### Given exercise
Could you copy every line from the material below in which "nDEL" appears?

### The input
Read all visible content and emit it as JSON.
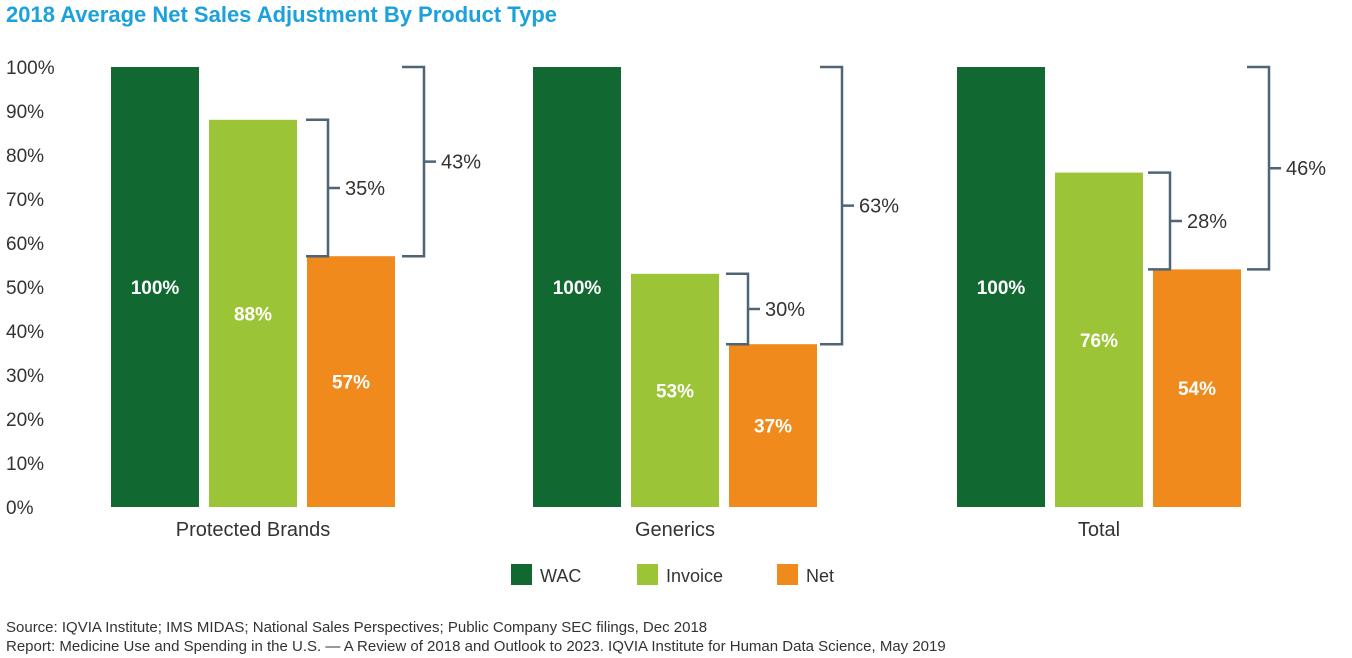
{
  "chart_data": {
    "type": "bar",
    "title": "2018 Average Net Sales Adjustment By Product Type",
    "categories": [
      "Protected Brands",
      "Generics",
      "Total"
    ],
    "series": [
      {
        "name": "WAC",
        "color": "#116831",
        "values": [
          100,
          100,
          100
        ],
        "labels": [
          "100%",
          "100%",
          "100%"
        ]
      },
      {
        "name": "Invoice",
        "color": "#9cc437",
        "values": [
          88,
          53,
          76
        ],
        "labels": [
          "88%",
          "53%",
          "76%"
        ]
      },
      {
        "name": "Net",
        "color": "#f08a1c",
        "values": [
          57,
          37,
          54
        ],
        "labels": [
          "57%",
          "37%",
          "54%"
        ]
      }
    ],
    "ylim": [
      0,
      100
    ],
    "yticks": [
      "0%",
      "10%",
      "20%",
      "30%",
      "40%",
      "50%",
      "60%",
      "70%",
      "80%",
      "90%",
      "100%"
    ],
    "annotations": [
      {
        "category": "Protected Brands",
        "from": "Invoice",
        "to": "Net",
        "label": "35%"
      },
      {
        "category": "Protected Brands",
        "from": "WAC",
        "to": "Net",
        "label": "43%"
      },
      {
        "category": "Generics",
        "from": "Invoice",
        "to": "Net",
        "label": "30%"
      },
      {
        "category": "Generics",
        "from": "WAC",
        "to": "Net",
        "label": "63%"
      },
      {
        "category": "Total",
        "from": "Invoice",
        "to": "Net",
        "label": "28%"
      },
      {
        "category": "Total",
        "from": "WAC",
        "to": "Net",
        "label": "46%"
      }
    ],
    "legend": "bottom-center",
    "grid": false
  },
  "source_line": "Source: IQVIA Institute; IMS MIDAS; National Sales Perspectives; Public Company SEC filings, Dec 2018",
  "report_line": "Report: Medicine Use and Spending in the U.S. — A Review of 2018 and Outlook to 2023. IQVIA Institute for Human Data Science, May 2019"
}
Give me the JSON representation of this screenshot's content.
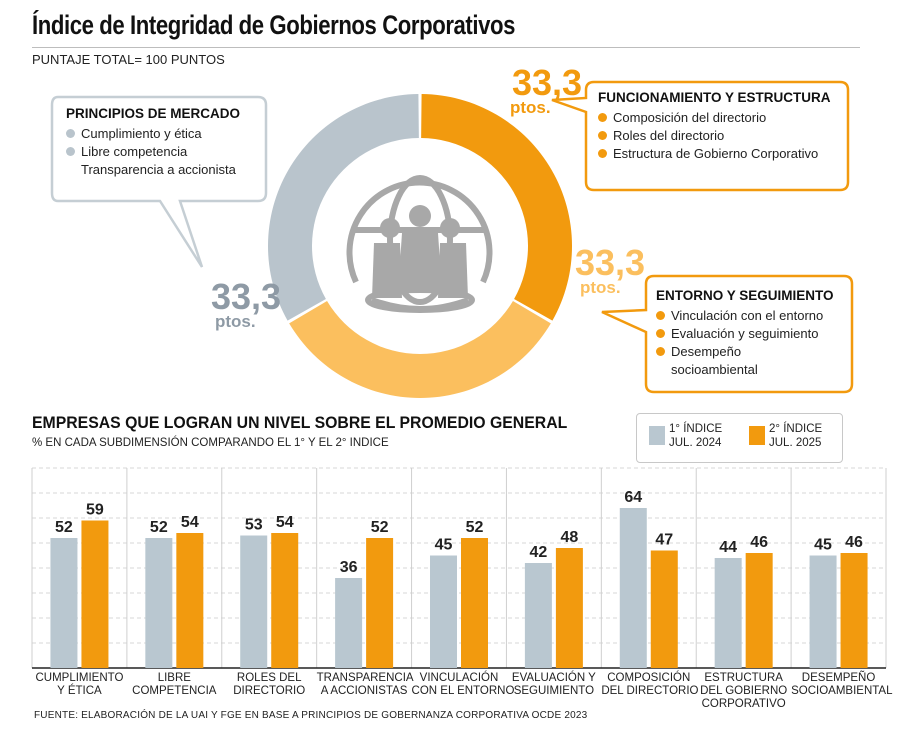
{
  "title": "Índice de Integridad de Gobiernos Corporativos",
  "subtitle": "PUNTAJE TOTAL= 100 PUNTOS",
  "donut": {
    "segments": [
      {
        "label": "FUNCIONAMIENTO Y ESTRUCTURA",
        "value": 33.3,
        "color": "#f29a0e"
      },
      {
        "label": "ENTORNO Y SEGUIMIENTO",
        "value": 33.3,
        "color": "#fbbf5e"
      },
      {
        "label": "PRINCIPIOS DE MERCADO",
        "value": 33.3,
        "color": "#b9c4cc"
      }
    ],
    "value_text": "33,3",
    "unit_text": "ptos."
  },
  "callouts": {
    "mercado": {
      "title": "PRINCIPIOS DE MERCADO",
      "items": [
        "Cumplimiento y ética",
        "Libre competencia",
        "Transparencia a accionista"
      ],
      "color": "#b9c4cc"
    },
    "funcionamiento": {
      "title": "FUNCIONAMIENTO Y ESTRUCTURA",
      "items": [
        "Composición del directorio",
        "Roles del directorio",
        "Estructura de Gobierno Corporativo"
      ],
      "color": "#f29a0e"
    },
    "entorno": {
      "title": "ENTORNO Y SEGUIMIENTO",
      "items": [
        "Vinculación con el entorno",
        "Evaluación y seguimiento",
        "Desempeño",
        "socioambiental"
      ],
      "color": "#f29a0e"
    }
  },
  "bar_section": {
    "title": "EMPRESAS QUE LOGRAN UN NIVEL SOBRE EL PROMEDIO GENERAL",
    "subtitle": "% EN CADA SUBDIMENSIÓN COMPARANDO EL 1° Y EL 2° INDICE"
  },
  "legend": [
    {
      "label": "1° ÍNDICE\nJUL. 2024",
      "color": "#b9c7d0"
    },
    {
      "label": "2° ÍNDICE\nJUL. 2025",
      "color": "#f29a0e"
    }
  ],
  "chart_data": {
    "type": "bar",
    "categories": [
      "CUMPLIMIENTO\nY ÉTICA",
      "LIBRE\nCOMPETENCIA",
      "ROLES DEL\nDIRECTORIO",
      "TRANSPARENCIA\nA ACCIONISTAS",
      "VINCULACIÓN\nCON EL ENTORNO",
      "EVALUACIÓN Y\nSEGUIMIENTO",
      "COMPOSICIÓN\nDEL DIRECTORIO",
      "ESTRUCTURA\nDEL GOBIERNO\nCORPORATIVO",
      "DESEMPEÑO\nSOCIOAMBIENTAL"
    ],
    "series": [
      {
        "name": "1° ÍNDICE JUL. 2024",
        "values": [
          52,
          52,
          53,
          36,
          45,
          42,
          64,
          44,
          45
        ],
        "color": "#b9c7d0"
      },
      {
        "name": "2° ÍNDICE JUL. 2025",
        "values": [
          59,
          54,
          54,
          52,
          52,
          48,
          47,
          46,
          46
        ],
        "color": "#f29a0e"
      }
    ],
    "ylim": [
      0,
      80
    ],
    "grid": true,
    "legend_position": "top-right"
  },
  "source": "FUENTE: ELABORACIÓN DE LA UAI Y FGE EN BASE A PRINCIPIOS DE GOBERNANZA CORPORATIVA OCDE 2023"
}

--

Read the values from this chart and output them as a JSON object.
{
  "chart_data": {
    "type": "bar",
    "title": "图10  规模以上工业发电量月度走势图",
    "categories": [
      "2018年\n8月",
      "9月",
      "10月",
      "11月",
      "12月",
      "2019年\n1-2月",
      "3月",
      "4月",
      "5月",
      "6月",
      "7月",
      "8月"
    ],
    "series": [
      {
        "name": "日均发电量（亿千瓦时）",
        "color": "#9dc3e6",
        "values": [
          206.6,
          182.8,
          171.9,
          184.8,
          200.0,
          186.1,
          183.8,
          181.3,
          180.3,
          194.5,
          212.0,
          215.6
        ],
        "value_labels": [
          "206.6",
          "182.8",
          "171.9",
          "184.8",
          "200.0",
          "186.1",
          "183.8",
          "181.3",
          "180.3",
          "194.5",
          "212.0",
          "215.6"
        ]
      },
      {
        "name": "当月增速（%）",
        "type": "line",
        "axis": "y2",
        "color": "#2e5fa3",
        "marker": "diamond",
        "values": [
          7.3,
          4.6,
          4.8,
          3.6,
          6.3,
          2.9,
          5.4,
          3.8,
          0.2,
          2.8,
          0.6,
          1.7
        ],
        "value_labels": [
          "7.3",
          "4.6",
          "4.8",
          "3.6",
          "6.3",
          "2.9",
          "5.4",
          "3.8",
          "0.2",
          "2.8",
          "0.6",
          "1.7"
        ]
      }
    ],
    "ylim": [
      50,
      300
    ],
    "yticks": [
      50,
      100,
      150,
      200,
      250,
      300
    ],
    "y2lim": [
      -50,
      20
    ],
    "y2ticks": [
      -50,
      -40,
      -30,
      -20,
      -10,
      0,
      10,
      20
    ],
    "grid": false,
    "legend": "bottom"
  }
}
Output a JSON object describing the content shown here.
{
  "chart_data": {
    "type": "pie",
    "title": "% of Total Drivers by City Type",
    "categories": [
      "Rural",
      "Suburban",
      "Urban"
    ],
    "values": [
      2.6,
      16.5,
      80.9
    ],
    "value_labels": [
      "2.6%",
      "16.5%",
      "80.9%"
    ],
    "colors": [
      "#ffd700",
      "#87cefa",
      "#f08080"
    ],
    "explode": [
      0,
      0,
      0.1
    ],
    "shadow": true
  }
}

### Result below
      "COMPOSICIÓN\nDEL DIRECTORIO",
      "ESTRUCTURA\nDEL GOBIERNO\nCORPORATIVO",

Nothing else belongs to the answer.